### TASK DESCRIPTION
The material below should be written out in full and exactly; pictures stay out of the copy.

### DATASET RECORDS
★ ★ ★ ★
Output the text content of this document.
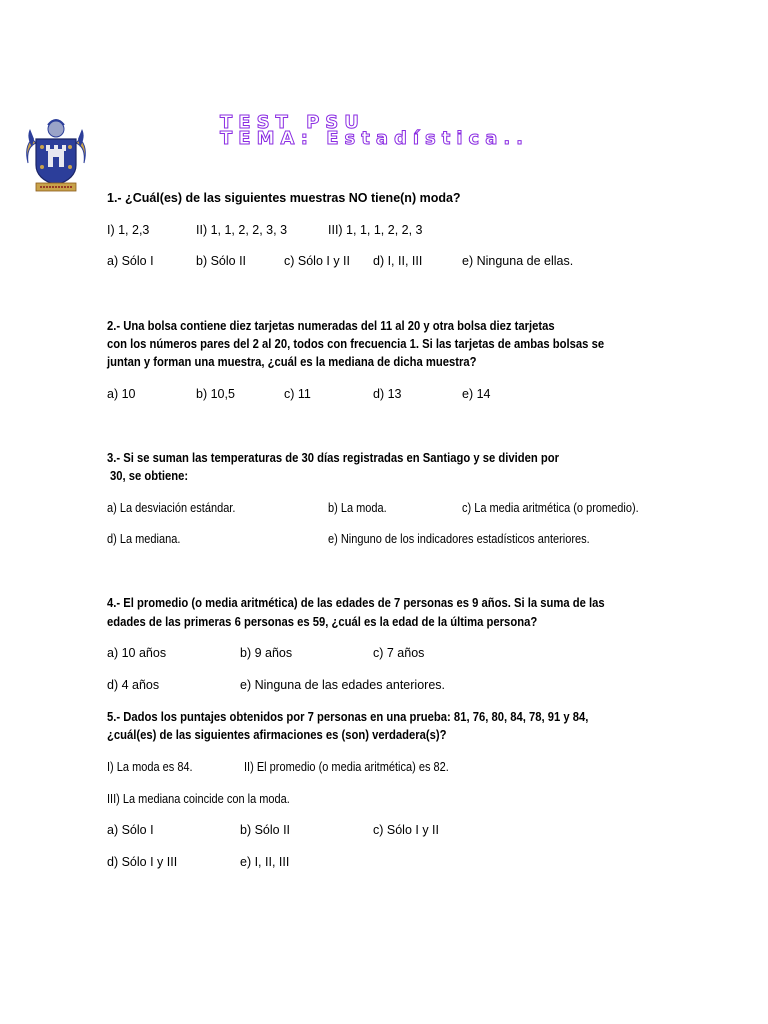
TEST PSU
TEMA: Estadística..
1.- ¿Cuál(es) de las siguientes muestras NO tiene(n) moda?
I) 1, 2,3	II) 1, 1, 2, 2, 3, 3	III) 1, 1, 1, 2, 2, 3
a) Sólo I	b) Sólo II	c) Sólo I y II d) I, II, III	e) Ninguna de ellas.
2.- Una bolsa contiene diez tarjetas numeradas del 11 al 20 y otra bolsa diez tarjetas
con los números pares del 2 al 20, todos con frecuencia 1. Si las tarjetas de ambas bolsas se
juntan y forman una muestra, ¿cuál es la mediana de dicha muestra?
a) 10	b) 10,5	c) 11	d) 13	e) 14
3.- Si se suman las temperaturas de 30 días registradas en Santiago y se dividen por
30, se obtiene:
a) La desviación estándar.	b) La moda.	c) La media aritmética (o promedio).
d) La mediana.	e) Ninguno de los indicadores estadísticos anteriores.
4.- El promedio (o media aritmética) de las edades de 7 personas es 9 años. Si la suma de las
edades de las primeras 6 personas es 59, ¿cuál es la edad de la última persona?
a) 10 años	b) 9 años	c) 7 años
d) 4 años	e) Ninguna de las edades anteriores.
5.- Dados los puntajes obtenidos por 7 personas en una prueba: 81, 76, 80, 84, 78, 91 y 84,
¿cuál(es) de las siguientes afirmaciones es (son) verdadera(s)?
I) La moda es 84.	II) El promedio (o media aritmética) es 82.
III) La mediana coincide con la moda.
a) Sólo I	b) Sólo II	c) Sólo I y II
d) Sólo I y III	e) I, II, III
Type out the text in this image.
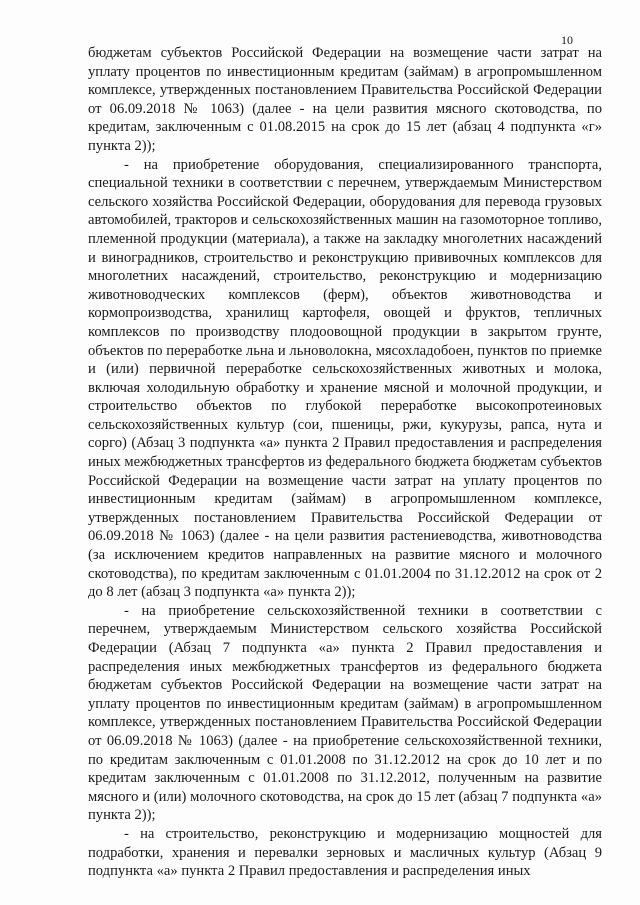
10

бюджетам субъектов Российской Федерации на возмещение части затрат на уплату процентов по инвестиционным кредитам (займам) в агропромышленном комплексе, утвержденных постановлением Правительства Российской Федерации от 06.09.2018 № 1063) (далее - на цели развития мясного скотоводства, по кредитам, заключенным с 01.08.2015 на срок до 15 лет (абзац 4 подпункта «г» пункта 2));

- на приобретение оборудования, специализированного транспорта, специальной техники в соответствии с перечнем, утверждаемым Министерством сельского хозяйства Российской Федерации, оборудования для перевода грузовых автомобилей, тракторов и сельскохозяйственных машин на газомоторное топливо, племенной продукции (материала), а также на закладку многолетних насаждений и виноградников, строительство и реконструкцию прививочных комплексов для многолетних насаждений, строительство, реконструкцию и модернизацию животноводческих комплексов (ферм), объектов животноводства и кормопроизводства, хранилищ картофеля, овощей и фруктов, тепличных комплексов по производству плодоовощной продукции в закрытом грунте, объектов по переработке льна и льноволокна, мясохладобоен, пунктов по приемке и (или) первичной переработке сельскохозяйственных животных и молока, включая холодильную обработку и хранение мясной и молочной продукции, и строительство объектов по глубокой переработке высокопротеиновых сельскохозяйственных культур (сои, пшеницы, ржи, кукурузы, рапса, нута и сорго) (Абзац 3 подпункта «а» пункта 2 Правил предоставления и распределения иных межбюджетных трансфертов из федерального бюджета бюджетам субъектов Российской Федерации на возмещение части затрат на уплату процентов по инвестиционным кредитам (займам) в агропромышленном комплексе, утвержденных постановлением Правительства Российской Федерации от 06.09.2018 № 1063) (далее - на цели развития растениеводства, животноводства (за исключением кредитов направленных на развитие мясного и молочного скотоводства), по кредитам заключенным с 01.01.2004 по 31.12.2012 на срок от 2 до 8 лет (абзац 3 подпункта «а» пункта 2));

- на приобретение сельскохозяйственной техники в соответствии с перечнем, утверждаемым Министерством сельского хозяйства Российской Федерации (Абзац 7 подпункта «а» пункта 2 Правил предоставления и распределения иных межбюджетных трансфертов из федерального бюджета бюджетам субъектов Российской Федерации на возмещение части затрат на уплату процентов по инвестиционным кредитам (займам) в агропромышленном комплексе, утвержденных постановлением Правительства Российской Федерации от 06.09.2018 № 1063) (далее - на приобретение сельскохозяйственной техники, по кредитам заключенным с 01.01.2008 по 31.12.2012 на срок до 10 лет и по кредитам заключенным с 01.01.2008 по 31.12.2012, полученным на развитие мясного и (или) молочного скотоводства, на срок до 15 лет (абзац 7 подпункта «а» пункта 2));

- на строительство, реконструкцию и модернизацию мощностей для подработки, хранения и перевалки зерновых и масличных культур (Абзац 9 подпункта «а» пункта 2 Правил предоставления и распределения иных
★ ★ ★ ★
### EXERCISE RESULT
Output the text content of this document.
TEST PSU
TEMA: Estadística..
1.- ¿Cuál(es) de las siguientes muestras NO tiene(n) moda?
I) 1, 2,3	II) 1, 1, 2, 2, 3, 3	III) 1, 1, 1, 2, 2, 3
a) Sólo I	b) Sólo II	c) Sólo I y II d) I, II, III	e) Ninguna de ellas.
2.- Una bolsa contiene diez tarjetas numeradas del 11 al 20 y otra bolsa diez tarjetas
con los números pares del 2 al 20, todos con frecuencia 1. Si las tarjetas de ambas bolsas se
juntan y forman una muestra, ¿cuál es la mediana de dicha muestra?
a) 10	b) 10,5	c) 11	d) 13	e) 14
3.- Si se suman las temperaturas de 30 días registradas en Santiago y se dividen por
30, se obtiene:
a) La desviación estándar.	b) La moda.	c) La media aritmética (o promedio).
d) La mediana.	e) Ninguno de los indicadores estadísticos anteriores.
4.- El promedio (o media aritmética) de las edades de 7 personas es 9 años. Si la suma de las
edades de las primeras 6 personas es 59, ¿cuál es la edad de la última persona?
a) 10 años	b) 9 años	c) 7 años
d) 4 años	e) Ninguna de las edades anteriores.
5.- Dados los puntajes obtenidos por 7 personas en una prueba: 81, 76, 80, 84, 78, 91 y 84,
¿cuál(es) de las siguientes afirmaciones es (son) verdadera(s)?
I) La moda es 84.	II) El promedio (o media aritmética) es 82.
III) La mediana coincide con la moda.
a) Sólo I	b) Sólo II	c) Sólo I y II
d) Sólo I y III	e) I, II, III
Type out the text in this image.
10

бюджетам субъектов Российской Федерации на возмещение части затрат на уплату процентов по инвестиционным кредитам (займам) в агропромышленном комплексе, утвержденных постановлением Правительства Российской Федерации от 06.09.2018 № 1063) (далее - на цели развития мясного скотоводства, по кредитам, заключенным с 01.08.2015 на срок до 15 лет (абзац 4 подпункта «г» пункта 2));

- на приобретение оборудования, специализированного транспорта, специальной техники в соответствии с перечнем, утверждаемым Министерством сельского хозяйства Российской Федерации, оборудования для перевода грузовых автомобилей, тракторов и сельскохозяйственных машин на газомоторное топливо, племенной продукции (материала), а также на закладку многолетних насаждений и виноградников, строительство и реконструкцию прививочных комплексов для многолетних насаждений, строительство, реконструкцию и модернизацию животноводческих комплексов (ферм), объектов животноводства и кормопроизводства, хранилищ картофеля, овощей и фруктов, тепличных комплексов по производству плодоовощной продукции в закрытом грунте, объектов по переработке льна и льноволокна, мясохладобоен, пунктов по приемке и (или) первичной переработке сельскохозяйственных животных и молока, включая холодильную обработку и хранение мясной и молочной продукции, и строительство объектов по глубокой переработке высокопротеиновых сельскохозяйственных культур (сои, пшеницы, ржи, кукурузы, рапса, нута и сорго) (Абзац 3 подпункта «а» пункта 2 Правил предоставления и распределения иных межбюджетных трансфертов из федерального бюджета бюджетам субъектов Российской Федерации на возмещение части затрат на уплату процентов по инвестиционным кредитам (займам) в агропромышленном комплексе, утвержденных постановлением Правительства Российской Федерации от 06.09.2018 № 1063) (далее - на цели развития растениеводства, животноводства (за исключением кредитов направленных на развитие мясного и молочного скотоводства), по кредитам заключенным с 01.01.2004 по 31.12.2012 на срок от 2 до 8 лет (абзац 3 подпункта «а» пункта 2));

- на приобретение сельскохозяйственной техники в соответствии с перечнем, утверждаемым Министерством сельского хозяйства Российской Федерации (Абзац 7 подпункта «а» пункта 2 Правил предоставления и распределения иных межбюджетных трансфертов из федерального бюджета бюджетам субъектов Российской Федерации на возмещение части затрат на уплату процентов по инвестиционным кредитам (займам) в агропромышленном комплексе, утвержденных постановлением Правительства Российской Федерации от 06.09.2018 № 1063) (далее - на приобретение сельскохозяйственной техники, по кредитам заключенным с 01.01.2008 по 31.12.2012 на срок до 10 лет и по кредитам заключенным с 01.01.2008 по 31.12.2012, полученным на развитие мясного и (или) молочного скотоводства, на срок до 15 лет (абзац 7 подпункта «а» пункта 2));

- на строительство, реконструкцию и модернизацию мощностей для подработки, хранения и перевалки зерновых и масличных культур (Абзац 9 подпункта «а» пункта 2 Правил предоставления и распределения иных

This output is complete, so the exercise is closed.